* Набор заданий *
- A) Определите, соответствуют ли тексту о реабилитации жертв политических репрессий в Красноярском крае следующие утверждения. К каждому ответу «да» или «нет» приведите точную цитату из текста, которая это подтверждает.
(i) После принятия закона 1991 года в ГУВД по Красноярскому краю поступило 568 тысяч запросов.
(ii) Приведенные данные о жертвах политических репрессий включают заключенных «Краслага».
(iii) Данные картотеки бывших заключенных «Норильлага» есть также в Москве.
- B) Выведите без изменений часть текста о реабилитации жертв политических репрессий в Красноярском крае между словами «И если соотношение» и «поляки, калмыки, финны...», включая их.
- C) Продолжите текст о реабилитации жертв политических репрессий в Красноярском крае, начав сразу после его последнего предложения.

* Фрагмент документа *
>>>
После принятия в 1991 году в РФ Закона «О реабилитации жертв политических репрессий» в ГУВД по Красноярскому краю поступило 568 тысяч запросов, по которым было реабилитировано около полумиллиона человек. «С 1929-го по 1960 годы в Красноярье в местах лишения свободы, ссылке и на спецпоселении находилось 545 тысяч жертв политических репрессий», - сообщила «МК» начальник отдела спецфондов крайГУВД Татьяна Атаманова. И это, по мнению представителей общества «Мемориал», далеко не полные данные - в них не вошли заключенные «Краслага» и так называемой Трудармии. Прав был великий русский поэт: «Что ни тропа, то гроб, что ни верста, то крест, до енисейских мест шесть тысяч один сугроб».
И если соотношение политических и уголовных, по расчетам красноярских милиционеров, примерно 30 на 70, то общее число зеков на территории региона достигало 1,5 миллионов человек. Заявления на реабилитацию продолжают поступать и сейчас: так, за 9 месяцев этого года их зарегистрировано свыше 3 тысяч, фигуранты - люди 37 национальностей - греки, литовцы, евреи, немцы, поляки, калмыки, финны...
Многие дела, например, по кулакам, «как не представляющие ценности», были по истечении времени просто уничтожены. Правоохранители показывают металлические ящички с картотекой бывших заключенных «Норильлага» (их 235 тысяч). «Красноярская база уникальна. Этих данных нет ни в Москве, ни в Норильске», - констатируют правоохранители. И демонстрируют «водяные знаки»: архивы зачастую хранились в неприспособленных местах, например, в подвалах.
<<<
* Исходные записи *
>>>
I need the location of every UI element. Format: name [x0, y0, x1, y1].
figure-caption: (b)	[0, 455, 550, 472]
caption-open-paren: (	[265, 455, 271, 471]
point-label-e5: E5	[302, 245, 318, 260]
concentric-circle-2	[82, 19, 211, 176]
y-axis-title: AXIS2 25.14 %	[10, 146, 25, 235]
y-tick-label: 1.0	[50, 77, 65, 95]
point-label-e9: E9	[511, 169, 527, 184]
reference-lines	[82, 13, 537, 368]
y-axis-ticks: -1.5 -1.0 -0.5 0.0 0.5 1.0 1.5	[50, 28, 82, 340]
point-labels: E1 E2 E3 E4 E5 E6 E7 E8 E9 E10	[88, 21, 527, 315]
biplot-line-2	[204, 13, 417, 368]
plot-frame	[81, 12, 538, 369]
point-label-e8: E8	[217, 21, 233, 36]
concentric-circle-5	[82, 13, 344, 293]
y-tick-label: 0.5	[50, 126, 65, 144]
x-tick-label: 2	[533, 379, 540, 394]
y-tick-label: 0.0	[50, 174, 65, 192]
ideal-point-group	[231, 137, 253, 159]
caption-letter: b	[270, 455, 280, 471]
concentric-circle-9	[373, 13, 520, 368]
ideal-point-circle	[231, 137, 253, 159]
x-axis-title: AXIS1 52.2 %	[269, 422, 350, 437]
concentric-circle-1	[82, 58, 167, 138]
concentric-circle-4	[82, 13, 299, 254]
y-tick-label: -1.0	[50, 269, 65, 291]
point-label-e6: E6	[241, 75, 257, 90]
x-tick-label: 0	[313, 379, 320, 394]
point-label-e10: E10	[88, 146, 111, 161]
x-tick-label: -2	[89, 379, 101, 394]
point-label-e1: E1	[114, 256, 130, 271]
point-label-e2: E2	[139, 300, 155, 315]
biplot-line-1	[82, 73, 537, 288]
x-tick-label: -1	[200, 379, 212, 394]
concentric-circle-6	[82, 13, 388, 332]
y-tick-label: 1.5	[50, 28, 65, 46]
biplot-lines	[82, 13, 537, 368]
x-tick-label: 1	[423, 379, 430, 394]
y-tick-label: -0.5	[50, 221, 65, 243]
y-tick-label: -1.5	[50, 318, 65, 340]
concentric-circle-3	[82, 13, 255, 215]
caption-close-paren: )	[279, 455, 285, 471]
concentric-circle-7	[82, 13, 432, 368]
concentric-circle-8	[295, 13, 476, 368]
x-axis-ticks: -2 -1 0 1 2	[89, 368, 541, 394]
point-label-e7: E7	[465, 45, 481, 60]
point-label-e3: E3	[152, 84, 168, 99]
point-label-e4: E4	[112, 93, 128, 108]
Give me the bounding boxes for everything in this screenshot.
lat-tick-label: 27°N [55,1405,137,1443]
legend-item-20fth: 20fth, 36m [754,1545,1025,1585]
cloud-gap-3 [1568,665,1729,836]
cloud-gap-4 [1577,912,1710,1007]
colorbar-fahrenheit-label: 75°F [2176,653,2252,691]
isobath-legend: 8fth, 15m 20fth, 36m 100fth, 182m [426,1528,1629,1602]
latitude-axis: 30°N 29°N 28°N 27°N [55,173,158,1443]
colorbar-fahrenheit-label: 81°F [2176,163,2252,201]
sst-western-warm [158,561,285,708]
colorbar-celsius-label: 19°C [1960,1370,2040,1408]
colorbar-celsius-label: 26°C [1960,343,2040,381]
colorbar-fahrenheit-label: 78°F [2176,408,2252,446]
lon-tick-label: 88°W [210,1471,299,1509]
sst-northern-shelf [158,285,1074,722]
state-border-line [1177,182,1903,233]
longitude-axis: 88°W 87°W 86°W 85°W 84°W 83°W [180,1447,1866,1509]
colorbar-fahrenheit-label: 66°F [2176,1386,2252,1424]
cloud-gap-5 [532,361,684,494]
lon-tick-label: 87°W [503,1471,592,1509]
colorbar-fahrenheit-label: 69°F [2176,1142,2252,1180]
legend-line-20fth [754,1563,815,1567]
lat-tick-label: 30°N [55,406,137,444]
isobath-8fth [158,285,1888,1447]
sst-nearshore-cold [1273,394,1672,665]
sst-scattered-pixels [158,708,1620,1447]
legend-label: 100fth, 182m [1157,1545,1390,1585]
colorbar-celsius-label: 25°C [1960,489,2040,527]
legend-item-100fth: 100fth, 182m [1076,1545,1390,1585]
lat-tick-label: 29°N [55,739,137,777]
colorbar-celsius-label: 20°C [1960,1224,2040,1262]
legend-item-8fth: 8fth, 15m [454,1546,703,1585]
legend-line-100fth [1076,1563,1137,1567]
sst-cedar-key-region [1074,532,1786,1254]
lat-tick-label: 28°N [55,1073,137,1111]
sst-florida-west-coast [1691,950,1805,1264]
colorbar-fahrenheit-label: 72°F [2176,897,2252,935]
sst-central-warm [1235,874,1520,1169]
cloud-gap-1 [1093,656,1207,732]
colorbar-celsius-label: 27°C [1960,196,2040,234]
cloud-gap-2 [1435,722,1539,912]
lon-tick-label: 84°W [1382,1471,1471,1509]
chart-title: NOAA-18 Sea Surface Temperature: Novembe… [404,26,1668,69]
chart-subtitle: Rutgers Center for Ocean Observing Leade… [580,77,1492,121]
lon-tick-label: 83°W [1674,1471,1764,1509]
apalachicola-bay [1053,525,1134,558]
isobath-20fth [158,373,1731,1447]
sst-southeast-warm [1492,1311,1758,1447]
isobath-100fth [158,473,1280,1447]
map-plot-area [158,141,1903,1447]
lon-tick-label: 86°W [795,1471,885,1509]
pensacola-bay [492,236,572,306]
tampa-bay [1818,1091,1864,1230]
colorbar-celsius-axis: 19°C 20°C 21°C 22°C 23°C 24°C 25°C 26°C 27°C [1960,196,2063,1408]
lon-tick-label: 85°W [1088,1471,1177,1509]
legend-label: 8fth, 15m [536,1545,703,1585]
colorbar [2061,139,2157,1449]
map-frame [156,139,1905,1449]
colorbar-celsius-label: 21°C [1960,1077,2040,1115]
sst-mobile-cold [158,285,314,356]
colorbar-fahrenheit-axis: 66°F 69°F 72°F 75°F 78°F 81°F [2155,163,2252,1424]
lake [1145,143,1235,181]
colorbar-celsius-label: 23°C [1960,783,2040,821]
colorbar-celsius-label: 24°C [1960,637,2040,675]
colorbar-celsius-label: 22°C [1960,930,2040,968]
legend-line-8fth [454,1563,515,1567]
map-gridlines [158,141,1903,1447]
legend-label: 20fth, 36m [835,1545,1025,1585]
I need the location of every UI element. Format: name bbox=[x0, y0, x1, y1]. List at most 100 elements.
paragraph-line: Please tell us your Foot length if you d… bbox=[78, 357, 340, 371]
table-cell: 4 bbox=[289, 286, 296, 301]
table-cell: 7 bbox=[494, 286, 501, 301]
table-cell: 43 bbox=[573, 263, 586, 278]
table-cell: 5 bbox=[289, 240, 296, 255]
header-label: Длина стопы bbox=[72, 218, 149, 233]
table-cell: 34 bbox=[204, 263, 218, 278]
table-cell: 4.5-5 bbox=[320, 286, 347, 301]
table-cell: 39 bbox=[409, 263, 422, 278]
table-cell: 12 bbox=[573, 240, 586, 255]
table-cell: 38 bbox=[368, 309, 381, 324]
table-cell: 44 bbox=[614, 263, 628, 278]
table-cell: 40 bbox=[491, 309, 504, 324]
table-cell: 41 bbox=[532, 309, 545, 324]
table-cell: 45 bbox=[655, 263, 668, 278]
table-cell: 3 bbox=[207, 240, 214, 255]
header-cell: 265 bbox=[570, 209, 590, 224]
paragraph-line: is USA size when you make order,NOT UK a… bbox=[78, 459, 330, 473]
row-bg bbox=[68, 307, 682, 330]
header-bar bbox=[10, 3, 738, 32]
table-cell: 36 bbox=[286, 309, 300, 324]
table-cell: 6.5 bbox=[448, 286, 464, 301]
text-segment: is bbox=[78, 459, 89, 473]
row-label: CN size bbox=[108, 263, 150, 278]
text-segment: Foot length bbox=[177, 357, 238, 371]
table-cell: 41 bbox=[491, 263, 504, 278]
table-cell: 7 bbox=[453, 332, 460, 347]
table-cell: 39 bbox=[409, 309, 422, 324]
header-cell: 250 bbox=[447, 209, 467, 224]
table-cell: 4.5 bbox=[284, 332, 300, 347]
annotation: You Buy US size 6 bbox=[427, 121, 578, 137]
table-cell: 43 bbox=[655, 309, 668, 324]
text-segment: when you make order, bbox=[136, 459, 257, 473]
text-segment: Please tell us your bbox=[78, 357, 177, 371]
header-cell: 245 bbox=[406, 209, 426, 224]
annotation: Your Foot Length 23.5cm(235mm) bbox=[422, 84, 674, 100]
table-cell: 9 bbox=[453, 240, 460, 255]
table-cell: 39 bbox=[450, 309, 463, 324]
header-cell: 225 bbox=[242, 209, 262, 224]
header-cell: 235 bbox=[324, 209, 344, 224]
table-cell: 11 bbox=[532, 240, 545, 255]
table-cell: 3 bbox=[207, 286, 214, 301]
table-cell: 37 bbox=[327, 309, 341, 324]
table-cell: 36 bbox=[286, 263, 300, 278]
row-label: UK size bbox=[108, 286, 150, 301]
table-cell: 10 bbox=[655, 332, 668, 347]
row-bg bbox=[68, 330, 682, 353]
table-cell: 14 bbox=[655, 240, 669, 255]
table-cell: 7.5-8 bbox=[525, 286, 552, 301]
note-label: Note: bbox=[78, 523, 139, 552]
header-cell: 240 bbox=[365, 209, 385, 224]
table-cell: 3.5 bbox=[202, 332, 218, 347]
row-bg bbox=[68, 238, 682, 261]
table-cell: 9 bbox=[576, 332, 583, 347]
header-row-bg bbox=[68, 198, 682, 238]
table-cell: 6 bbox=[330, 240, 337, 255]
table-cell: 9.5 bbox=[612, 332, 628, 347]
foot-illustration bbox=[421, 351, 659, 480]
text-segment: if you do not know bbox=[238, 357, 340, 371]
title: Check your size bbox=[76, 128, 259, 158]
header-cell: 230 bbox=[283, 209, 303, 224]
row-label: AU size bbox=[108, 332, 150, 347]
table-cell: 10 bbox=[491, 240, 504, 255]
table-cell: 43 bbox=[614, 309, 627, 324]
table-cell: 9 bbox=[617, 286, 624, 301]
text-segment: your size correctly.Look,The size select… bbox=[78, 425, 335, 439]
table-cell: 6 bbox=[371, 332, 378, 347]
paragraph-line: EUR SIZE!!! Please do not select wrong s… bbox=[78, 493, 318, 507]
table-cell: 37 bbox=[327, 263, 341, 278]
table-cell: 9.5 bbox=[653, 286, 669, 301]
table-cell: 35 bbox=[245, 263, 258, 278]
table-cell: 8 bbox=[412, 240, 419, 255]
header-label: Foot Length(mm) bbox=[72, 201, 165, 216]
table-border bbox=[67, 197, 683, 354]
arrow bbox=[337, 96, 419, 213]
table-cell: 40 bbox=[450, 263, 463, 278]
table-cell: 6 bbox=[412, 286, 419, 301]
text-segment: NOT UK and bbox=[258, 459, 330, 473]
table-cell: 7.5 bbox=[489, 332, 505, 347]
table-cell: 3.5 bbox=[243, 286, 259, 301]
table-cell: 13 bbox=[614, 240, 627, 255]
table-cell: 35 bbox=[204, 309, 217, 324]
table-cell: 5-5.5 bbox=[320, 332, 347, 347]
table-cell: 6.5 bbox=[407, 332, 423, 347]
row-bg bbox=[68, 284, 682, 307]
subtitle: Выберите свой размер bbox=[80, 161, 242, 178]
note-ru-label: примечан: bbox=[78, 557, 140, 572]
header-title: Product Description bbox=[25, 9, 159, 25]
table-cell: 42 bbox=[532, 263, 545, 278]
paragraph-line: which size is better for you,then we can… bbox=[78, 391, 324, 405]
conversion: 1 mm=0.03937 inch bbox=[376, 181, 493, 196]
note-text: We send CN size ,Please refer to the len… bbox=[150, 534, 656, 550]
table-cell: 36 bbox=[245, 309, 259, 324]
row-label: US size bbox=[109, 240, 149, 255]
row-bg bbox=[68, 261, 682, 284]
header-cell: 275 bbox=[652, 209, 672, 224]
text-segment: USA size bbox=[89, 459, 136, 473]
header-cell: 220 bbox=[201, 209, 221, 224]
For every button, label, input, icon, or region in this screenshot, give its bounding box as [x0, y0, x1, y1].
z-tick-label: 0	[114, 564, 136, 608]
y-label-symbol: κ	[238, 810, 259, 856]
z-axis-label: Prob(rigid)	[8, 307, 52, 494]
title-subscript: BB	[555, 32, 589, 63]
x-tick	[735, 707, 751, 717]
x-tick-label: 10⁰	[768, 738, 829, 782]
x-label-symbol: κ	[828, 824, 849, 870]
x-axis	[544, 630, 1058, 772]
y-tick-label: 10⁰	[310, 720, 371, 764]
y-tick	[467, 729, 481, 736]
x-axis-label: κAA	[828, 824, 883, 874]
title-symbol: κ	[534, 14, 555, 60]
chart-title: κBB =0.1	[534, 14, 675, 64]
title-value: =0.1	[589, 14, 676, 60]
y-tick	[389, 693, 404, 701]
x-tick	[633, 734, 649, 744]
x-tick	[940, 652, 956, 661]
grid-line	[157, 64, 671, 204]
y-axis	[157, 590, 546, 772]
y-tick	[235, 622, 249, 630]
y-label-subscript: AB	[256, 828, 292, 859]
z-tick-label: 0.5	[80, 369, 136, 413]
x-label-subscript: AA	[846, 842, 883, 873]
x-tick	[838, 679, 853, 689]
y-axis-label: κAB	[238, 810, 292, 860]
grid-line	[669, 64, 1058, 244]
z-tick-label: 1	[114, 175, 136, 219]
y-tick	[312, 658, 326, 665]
<<<
* Ответы к заданиям *
- A)
(i) Да: «в ГУВД по Красноярскому краю поступило 568 тысяч запросов».
(ii) Нет: «в них не вошли заключенные «Краслага» и так называемой Трудармии».
(iii) Нет: «Этих данных нет ни в Москве, ни в Норильске».

- B)
И если соотношение политических и уголовных, по расчетам красноярских милиционеров, примерно 30 на 70, то общее число зеков на территории региона достигало 1,5 миллионов человек. Заявления на реабилитацию продолжают поступать и сейчас: так, за 9 месяцев этого года их зарегистрировано свыше 3 тысяч, фигуранты - люди 37 национальностей - греки, литовцы, евреи, немцы, поляки, калмыки, финны...

- C)
«По достижении родственниками реабилитированных инвалидности или пенсионного возраста, - поясняют сотрудники архива, - при предоставлении в соцзащиту справки об этом, они имеют право на льготы по квартплате, электроэнергии, лечению, проезду на транспорте...»
80-летняя Анна Лаврентьевна Нахарюк, в девичестве Добрая, рассказала незамысловатую историю:
-Семья жила в одной из деревень Агинского района, отец очень любил лошадей, их у него было несколько, за что и был раскулачен и выслан с женой и детьми в тайгу, а наш дом отдан под почту. В лесу мы заболели тифом, и отец решился вернуться в родную деревню, за что его и старшего сына посадили в тюрьму. Освободился он лишь в 1948 году и вскоре умер. Старшего брата, которому дали 1,5 года, выпустили перед войной. На фронте он и погиб. Потом мы жили в деревне Кромка Ирбейского района, от которой сейчас осталось одно кладбище. Пенсия у меня маленькая, никаких документов о судьбе отца не сохранилось.
Выход, подсказали сотрудники ГУВД, один - собрать хоть какие-то свидетельства трагедии и подать исковое заявление суд. Но хватит ли на это у старушки сил?